Cesena, 6 novembre 2024 – Rintracciare Emanuel Boke per riaprire il caso della scomparsa di Cristina Golinucci. A chiederlo è la famiglia della 21enne di cui si sono perse le tracce il primo settembre 1992. Quel giorno la ragazza aveva appuntamento al convento dei Cappuccini di Ronta con il suo padre spirituale.
Ed Emanuel Boke, il ragazzo nigeriano all'epoca ospite del convento, già sospettato in passato e che in seguito fu condannato per violenza sessuale ai danni di due ragazze cesenati “uscì dal carcere di Forlì l'8 giugno 1998 – spiega la famiglia – e il 29 giugno dello stesso anno venne arrestato a Marsiglia uno che aveva le sue stesse impronte digitali e che nella foto segnaletica era identico al nostro. A Marsiglia, venti giorni dopo dalla sua uscita dal carcere di Forlì violentò brutalmente una donna italiana. Risultava senza fissa dimora”.

_Materiale di partenza:_

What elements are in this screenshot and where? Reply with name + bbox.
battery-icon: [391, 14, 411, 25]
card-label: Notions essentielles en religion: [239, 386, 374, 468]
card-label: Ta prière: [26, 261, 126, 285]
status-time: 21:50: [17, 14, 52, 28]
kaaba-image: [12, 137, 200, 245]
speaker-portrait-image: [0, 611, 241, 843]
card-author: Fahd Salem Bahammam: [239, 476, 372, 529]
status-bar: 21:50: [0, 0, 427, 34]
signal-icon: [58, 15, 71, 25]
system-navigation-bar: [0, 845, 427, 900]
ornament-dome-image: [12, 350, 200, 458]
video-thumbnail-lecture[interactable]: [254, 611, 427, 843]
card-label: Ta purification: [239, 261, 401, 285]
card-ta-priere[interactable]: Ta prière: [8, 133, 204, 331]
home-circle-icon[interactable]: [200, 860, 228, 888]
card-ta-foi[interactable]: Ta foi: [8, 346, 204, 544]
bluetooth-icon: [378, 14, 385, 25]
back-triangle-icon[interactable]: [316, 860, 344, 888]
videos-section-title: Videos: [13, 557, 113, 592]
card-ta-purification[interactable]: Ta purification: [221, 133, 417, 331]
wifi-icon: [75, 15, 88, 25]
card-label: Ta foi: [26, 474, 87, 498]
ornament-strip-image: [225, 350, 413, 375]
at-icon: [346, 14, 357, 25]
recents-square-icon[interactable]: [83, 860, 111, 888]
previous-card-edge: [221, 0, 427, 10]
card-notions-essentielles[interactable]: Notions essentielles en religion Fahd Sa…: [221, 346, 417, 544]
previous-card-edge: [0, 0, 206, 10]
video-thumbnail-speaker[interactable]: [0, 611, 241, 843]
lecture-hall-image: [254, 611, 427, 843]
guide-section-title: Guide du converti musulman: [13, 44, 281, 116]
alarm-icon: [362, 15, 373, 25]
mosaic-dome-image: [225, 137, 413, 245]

_Attività da svolgere:_
a - Rispondi alle seguenti domande sull'articolo sulla scomparsa di Cristina Golinucci, ciascuna su una riga.
(i) In quale giorno si sono perse le tracce di Cristina Golinucci?
(ii) Da quale carcere uscì Emanuel Boke e in che data?
(iii) In quale città venne arrestato, il 29 giugno 1998, l'uomo con le stesse impronte digitali?
b - Prosegui l'articolo sulla scomparsa di Cristina Golinucci dopo l'ultima frase riportata.

_Soluzioni delle attività:_
a -
(i) Il primo settembre 1992.
(ii) Dal carcere di Forlì, l'8 giugno 1998.
(iii) A Marsiglia.

b -
"Quante altre donne a Cesena e in Francia hanno subito lo stesso destino? – domanda l’avvocato Barbara Iannuccelli che difende la madre di Cristina, Marisa Degli Angeli – Tutto questo poteva essere evitato? Chiederemo di riaprire il caso perché abbiamo anche il dna del ragazzo di colore, perché i Ris lo hanno estratto dal cappellino che risultava nei reperti del suo arresto per la violenza delle due ragazze di Cesena, reperti la cui analisi abbiamo chiesto noi e che ha portato all'estrazione del suo Dna. Perché nessuno lo aveva fatto prima?”.
L'obiettivo è poter inserire il Dna nella banca dati francese, "per vedere se oggi ha un'altra identità o è emerso in altri fatti delittuosi”. Una volta rintracciato si potrebbe provare a interrogarlo sul caso di Cristina.
"Nella sentenza di primo grado con cui Boke fu condannato per la violenza sessuale sulle due ragazze di Cesena, una delle ragazze dice che Boke riferiva di comportarsi così perché una ragazza bianca lo aveva lasciato. Quella ragazza bianca era Cristina?», domanda Iannuccelli.